»»

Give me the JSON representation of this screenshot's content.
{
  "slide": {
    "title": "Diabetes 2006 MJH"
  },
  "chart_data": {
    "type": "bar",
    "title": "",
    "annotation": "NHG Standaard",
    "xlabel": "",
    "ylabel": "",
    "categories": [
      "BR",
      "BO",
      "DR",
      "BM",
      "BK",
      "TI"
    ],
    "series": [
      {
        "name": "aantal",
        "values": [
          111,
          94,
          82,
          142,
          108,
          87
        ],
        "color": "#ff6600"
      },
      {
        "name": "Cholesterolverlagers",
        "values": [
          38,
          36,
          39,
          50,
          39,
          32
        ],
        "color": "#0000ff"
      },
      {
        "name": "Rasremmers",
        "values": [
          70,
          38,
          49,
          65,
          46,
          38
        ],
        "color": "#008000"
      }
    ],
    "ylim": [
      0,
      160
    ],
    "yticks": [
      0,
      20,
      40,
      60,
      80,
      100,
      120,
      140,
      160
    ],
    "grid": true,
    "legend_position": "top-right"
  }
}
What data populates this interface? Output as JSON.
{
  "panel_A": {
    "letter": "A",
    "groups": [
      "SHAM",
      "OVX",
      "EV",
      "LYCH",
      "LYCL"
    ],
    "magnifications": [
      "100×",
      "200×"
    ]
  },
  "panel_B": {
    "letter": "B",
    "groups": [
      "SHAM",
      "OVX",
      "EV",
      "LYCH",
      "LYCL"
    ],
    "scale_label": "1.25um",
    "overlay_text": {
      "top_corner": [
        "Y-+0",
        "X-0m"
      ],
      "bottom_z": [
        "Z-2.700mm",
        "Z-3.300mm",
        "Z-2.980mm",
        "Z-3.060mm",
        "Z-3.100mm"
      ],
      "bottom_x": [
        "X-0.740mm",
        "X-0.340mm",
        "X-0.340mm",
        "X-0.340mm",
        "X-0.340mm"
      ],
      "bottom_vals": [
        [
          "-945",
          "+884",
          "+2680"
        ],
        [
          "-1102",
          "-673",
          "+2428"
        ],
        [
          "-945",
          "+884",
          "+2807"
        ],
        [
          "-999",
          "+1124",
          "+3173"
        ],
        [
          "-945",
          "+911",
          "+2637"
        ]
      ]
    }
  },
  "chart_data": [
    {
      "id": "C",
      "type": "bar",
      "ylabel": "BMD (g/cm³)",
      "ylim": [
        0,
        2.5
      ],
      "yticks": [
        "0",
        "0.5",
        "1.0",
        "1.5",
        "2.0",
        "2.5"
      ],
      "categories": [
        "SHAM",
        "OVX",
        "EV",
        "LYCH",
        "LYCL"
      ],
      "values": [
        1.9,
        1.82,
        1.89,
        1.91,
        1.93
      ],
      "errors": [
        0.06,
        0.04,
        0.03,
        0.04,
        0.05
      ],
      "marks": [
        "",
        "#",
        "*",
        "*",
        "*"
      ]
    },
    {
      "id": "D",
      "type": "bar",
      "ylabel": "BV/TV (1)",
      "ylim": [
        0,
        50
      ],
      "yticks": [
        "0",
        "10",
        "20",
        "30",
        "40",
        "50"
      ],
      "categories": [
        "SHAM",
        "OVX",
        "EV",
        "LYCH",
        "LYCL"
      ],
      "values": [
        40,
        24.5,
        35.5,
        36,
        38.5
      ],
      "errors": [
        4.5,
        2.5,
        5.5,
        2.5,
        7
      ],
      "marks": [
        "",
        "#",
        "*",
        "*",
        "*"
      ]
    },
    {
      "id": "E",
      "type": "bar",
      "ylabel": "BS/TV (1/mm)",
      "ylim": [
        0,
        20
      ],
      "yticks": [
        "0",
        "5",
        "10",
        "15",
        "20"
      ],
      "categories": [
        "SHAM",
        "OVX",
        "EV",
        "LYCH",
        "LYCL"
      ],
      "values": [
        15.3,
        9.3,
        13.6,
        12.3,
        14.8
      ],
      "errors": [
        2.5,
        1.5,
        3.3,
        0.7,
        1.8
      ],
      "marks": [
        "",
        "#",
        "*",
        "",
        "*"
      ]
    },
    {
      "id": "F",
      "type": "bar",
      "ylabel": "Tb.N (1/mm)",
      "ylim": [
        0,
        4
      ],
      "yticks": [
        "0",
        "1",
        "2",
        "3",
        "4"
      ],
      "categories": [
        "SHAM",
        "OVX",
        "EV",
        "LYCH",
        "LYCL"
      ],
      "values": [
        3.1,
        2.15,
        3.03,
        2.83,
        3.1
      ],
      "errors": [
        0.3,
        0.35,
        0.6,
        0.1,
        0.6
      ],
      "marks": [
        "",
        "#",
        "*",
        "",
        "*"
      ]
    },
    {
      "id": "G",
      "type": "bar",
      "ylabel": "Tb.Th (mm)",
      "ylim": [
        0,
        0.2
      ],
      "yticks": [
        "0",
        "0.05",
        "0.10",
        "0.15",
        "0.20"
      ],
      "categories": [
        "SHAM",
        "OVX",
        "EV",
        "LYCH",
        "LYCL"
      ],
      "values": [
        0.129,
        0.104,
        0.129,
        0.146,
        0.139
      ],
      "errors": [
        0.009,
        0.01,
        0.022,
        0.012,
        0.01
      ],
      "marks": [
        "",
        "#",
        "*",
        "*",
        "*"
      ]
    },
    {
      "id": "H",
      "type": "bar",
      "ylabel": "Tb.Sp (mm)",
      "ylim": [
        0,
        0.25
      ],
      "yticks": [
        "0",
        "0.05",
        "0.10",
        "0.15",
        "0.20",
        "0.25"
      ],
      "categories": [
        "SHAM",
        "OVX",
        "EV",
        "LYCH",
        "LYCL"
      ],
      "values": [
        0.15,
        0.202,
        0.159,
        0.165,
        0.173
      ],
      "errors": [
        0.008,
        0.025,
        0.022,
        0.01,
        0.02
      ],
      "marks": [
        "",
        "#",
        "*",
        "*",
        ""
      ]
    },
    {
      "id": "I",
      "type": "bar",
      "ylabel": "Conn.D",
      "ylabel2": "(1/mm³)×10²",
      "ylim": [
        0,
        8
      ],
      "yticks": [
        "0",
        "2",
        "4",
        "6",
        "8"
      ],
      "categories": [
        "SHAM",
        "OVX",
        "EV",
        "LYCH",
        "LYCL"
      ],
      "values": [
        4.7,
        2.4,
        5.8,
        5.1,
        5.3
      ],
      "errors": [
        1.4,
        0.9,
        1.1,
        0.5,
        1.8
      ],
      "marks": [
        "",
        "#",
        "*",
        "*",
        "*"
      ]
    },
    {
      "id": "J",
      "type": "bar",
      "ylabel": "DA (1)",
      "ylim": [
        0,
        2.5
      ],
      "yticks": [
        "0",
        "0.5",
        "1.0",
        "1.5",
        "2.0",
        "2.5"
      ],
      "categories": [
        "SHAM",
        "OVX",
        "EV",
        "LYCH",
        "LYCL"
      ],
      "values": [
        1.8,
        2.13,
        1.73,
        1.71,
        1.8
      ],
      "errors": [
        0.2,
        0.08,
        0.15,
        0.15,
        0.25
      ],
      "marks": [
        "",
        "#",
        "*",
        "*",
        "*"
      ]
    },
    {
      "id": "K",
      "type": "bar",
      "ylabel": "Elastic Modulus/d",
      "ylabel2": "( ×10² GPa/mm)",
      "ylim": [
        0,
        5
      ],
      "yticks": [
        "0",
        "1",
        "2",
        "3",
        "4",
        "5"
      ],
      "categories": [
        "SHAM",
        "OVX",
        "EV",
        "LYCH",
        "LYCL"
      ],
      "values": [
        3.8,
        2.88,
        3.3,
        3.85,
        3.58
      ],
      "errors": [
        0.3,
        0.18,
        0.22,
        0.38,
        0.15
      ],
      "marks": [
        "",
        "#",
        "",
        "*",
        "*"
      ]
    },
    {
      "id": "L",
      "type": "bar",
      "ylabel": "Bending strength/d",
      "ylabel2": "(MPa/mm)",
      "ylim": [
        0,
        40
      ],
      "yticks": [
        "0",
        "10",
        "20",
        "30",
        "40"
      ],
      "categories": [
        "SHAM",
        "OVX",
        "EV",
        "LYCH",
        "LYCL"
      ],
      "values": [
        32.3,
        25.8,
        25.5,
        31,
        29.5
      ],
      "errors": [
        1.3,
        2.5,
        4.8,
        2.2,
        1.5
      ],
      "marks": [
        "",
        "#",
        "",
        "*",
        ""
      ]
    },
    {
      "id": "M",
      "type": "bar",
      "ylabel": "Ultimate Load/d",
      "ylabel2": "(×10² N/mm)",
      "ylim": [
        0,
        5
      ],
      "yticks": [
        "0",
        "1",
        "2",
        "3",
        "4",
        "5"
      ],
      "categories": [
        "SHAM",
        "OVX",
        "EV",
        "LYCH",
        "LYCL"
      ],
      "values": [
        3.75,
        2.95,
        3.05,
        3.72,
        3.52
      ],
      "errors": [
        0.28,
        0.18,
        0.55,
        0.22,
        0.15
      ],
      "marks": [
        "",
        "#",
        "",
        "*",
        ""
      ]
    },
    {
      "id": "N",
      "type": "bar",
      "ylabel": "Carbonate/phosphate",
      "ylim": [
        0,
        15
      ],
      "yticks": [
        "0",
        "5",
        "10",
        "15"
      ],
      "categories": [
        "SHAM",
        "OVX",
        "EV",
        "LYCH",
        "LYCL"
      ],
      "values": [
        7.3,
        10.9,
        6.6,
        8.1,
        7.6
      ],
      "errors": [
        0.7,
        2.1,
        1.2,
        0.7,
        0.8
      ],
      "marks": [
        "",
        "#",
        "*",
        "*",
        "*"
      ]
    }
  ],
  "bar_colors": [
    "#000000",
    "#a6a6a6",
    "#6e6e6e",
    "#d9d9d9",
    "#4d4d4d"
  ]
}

««

▶ Task goal
Using the entries above, return each line in which the word "JSON" occurs.

▶ Output
Give me the JSON representation of this screenshot's content.
What data populates this interface? Output as JSON.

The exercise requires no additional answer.